→ The request
Each record is to be transcribed exactly.

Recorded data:
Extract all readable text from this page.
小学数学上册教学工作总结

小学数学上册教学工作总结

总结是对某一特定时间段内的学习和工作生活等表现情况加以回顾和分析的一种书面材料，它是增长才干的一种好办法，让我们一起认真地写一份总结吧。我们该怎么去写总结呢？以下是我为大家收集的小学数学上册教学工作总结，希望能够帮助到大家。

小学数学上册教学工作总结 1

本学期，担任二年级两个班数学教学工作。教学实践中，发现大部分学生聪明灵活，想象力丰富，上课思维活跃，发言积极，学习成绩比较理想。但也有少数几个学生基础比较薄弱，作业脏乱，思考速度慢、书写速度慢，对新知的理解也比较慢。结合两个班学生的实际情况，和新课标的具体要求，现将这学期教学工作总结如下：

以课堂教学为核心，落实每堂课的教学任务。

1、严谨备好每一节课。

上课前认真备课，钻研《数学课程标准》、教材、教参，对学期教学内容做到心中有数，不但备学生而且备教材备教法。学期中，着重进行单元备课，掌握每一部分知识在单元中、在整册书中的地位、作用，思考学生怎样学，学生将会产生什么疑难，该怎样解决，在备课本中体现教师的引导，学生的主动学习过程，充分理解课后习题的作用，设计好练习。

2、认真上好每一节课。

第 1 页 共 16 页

→ The output
Extract all readable text from this page.
小学数学上册教学工作总结

小学数学上册教学工作总结

总结是对某一特定时间段内的学习和工作生活等表现情况加以回顾和分析的一种书面材料，它是增长才干的一种好办法，让我们一起认真地写一份总结吧。我们该怎么去写总结呢？以下是我为大家收集的小学数学上册教学工作总结，希望能够帮助到大家。

小学数学上册教学工作总结 1

本学期，担任二年级两个班数学教学工作。教学实践中，发现大部分学生聪明灵活，想象力丰富，上课思维活跃，发言积极，学习成绩比较理想。但也有少数几个学生基础比较薄弱，作业脏乱，思考速度慢、书写速度慢，对新知的理解也比较慢。结合两个班学生的实际情况，和新课标的具体要求，现将这学期教学工作总结如下：

以课堂教学为核心，落实每堂课的教学任务。

1、严谨备好每一节课。

上课前认真备课，钻研《数学课程标准》、教材、教参，对学期教学内容做到心中有数，不但备学生而且备教材备教法。学期中，着重进行单元备课，掌握每一部分知识在单元中、在整册书中的地位、作用，思考学生怎样学，学生将会产生什么疑难，该怎样解决，在备课本中体现教师的引导，学生的主动学习过程，充分理解课后习题的作用，设计好练习。

2、认真上好每一节课。

第 1 页 共 16 页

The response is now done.